#### [Data records]
>> Begin

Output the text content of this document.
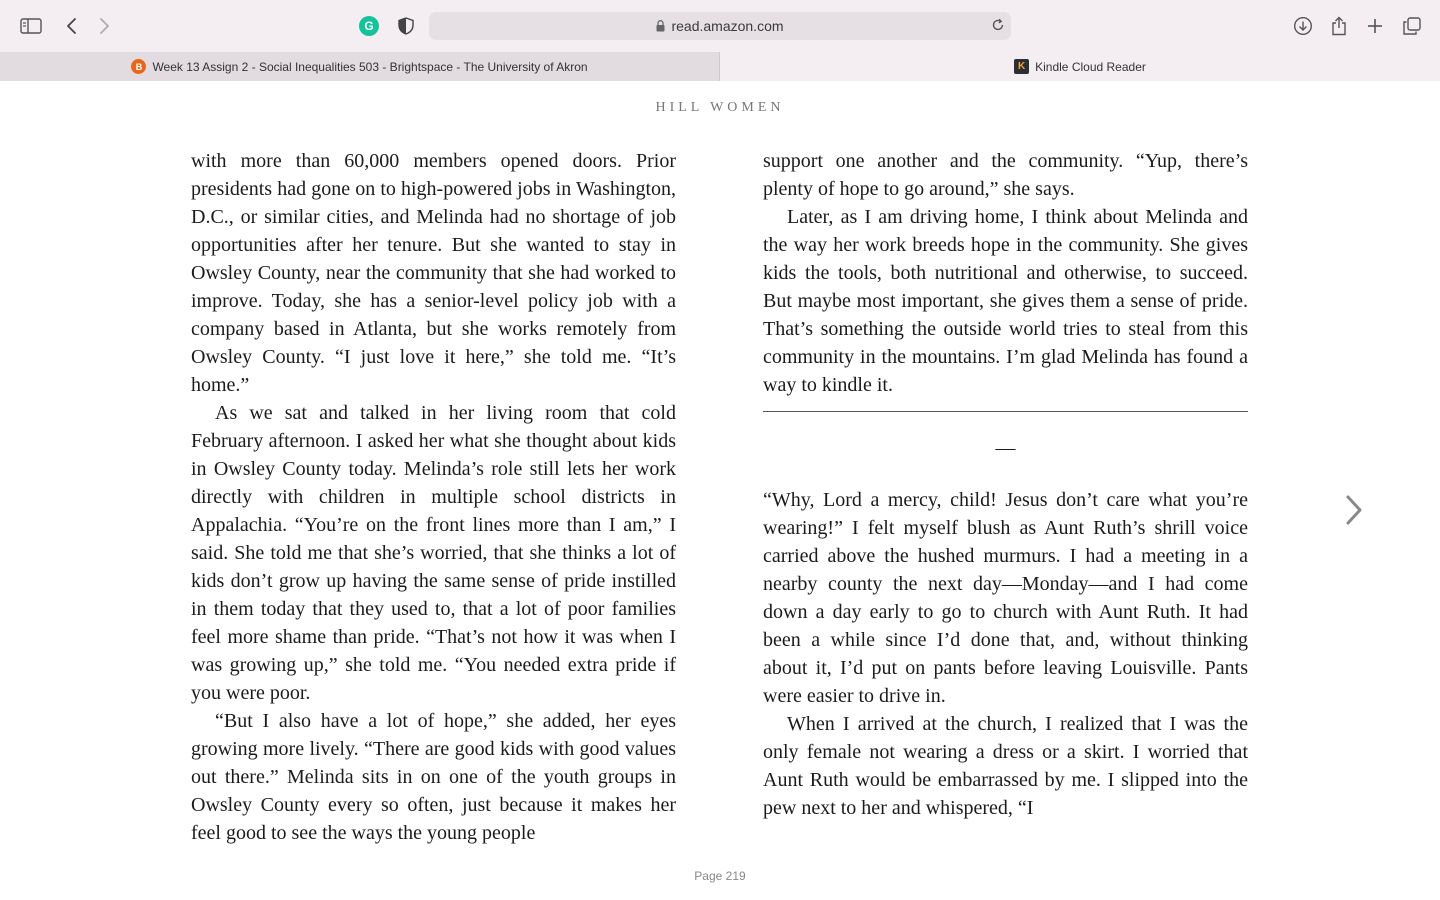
G	read.amazon.com
B Week 13 Assign 2 - Social Inequalities 503 - Brightspace - The University of Akron	K Kindle Cloud Reader
HILL WOMEN

with more than 60,000 members opened doors. Prior presidents had gone on to high-powered jobs in Washington, D.C., or similar cities, and Melinda had no shortage of job opportunities after her tenure. But she wanted to stay in Owsley County, near the community that she had worked to improve. Today, she has a senior-level policy job with a company based in Atlanta, but she works remotely from Owsley County. “I just love it here,” she told me. “It’s home.”

As we sat and talked in her living room that cold February afternoon. I asked her what she thought about kids in Owsley County today. Melinda’s role still lets her work directly with children in multiple school districts in Appalachia. “You’re on the front lines more than I am,” I said. She told me that she’s worried, that she thinks a lot of kids don’t grow up having the same sense of pride instilled in them today that they used to, that a lot of poor families feel more shame than pride. “That’s not how it was when I was growing up,” she told me. “You needed extra pride if you were poor.

“But I also have a lot of hope,” she added, her eyes growing more lively. “There are good kids with good values out there.” Melinda sits in on one of the youth groups in Owsley County every so often, just because it makes her feel good to see the ways the young people

support one another and the community. “Yup, there’s plenty of hope to go around,” she says.

Later, as I am driving home, I think about Melinda and the way her work breeds hope in the community. She gives kids the tools, both nutritional and otherwise, to succeed. But maybe most important, she gives them a sense of pride. That’s something the outside world tries to steal from this community in the mountains. I’m glad Melinda has found a way to kindle it.

—

“Why, Lord a mercy, child! Jesus don’t care what you’re wearing!” I felt myself blush as Aunt Ruth’s shrill voice carried above the hushed murmurs. I had a meeting in a nearby county the next day—Monday—and I had come down a day early to go to church with Aunt Ruth. It had been a while since I’d done that, and, without thinking about it, I’d put on pants before leaving Louisville. Pants were easier to drive in.

When I arrived at the church, I realized that I was the only female not wearing a dress or a skirt. I worried that Aunt Ruth would be embarrassed by me. I slipped into the pew next to her and whispered, “I

Page 219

>> End

#### [Instructions to follow]
Repeat everything in the records precisely. Images are excluded from the copy.

#### [Output below]
Output the text content of this document.
G	read.amazon.com
B Week 13 Assign 2 - Social Inequalities 503 - Brightspace - The University of Akron	K Kindle Cloud Reader
HILL WOMEN

with more than 60,000 members opened doors. Prior presidents had gone on to high-powered jobs in Washington, D.C., or similar cities, and Melinda had no shortage of job opportunities after her tenure. But she wanted to stay in Owsley County, near the community that she had worked to improve. Today, she has a senior-level policy job with a company based in Atlanta, but she works remotely from Owsley County. “I just love it here,” she told me. “It’s home.”

As we sat and talked in her living room that cold February afternoon. I asked her what she thought about kids in Owsley County today. Melinda’s role still lets her work directly with children in multiple school districts in Appalachia. “You’re on the front lines more than I am,” I said. She told me that she’s worried, that she thinks a lot of kids don’t grow up having the same sense of pride instilled in them today that they used to, that a lot of poor families feel more shame than pride. “That’s not how it was when I was growing up,” she told me. “You needed extra pride if you were poor.

“But I also have a lot of hope,” she added, her eyes growing more lively. “There are good kids with good values out there.” Melinda sits in on one of the youth groups in Owsley County every so often, just because it makes her feel good to see the ways the young people

support one another and the community. “Yup, there’s plenty of hope to go around,” she says.

Later, as I am driving home, I think about Melinda and the way her work breeds hope in the community. She gives kids the tools, both nutritional and otherwise, to succeed. But maybe most important, she gives them a sense of pride. That’s something the outside world tries to steal from this community in the mountains. I’m glad Melinda has found a way to kindle it.

—

“Why, Lord a mercy, child! Jesus don’t care what you’re wearing!” I felt myself blush as Aunt Ruth’s shrill voice carried above the hushed murmurs. I had a meeting in a nearby county the next day—Monday—and I had come down a day early to go to church with Aunt Ruth. It had been a while since I’d done that, and, without thinking about it, I’d put on pants before leaving Louisville. Pants were easier to drive in.

When I arrived at the church, I realized that I was the only female not wearing a dress or a skirt. I worried that Aunt Ruth would be embarrassed by me. I slipped into the pew next to her and whispered, “I

Page 219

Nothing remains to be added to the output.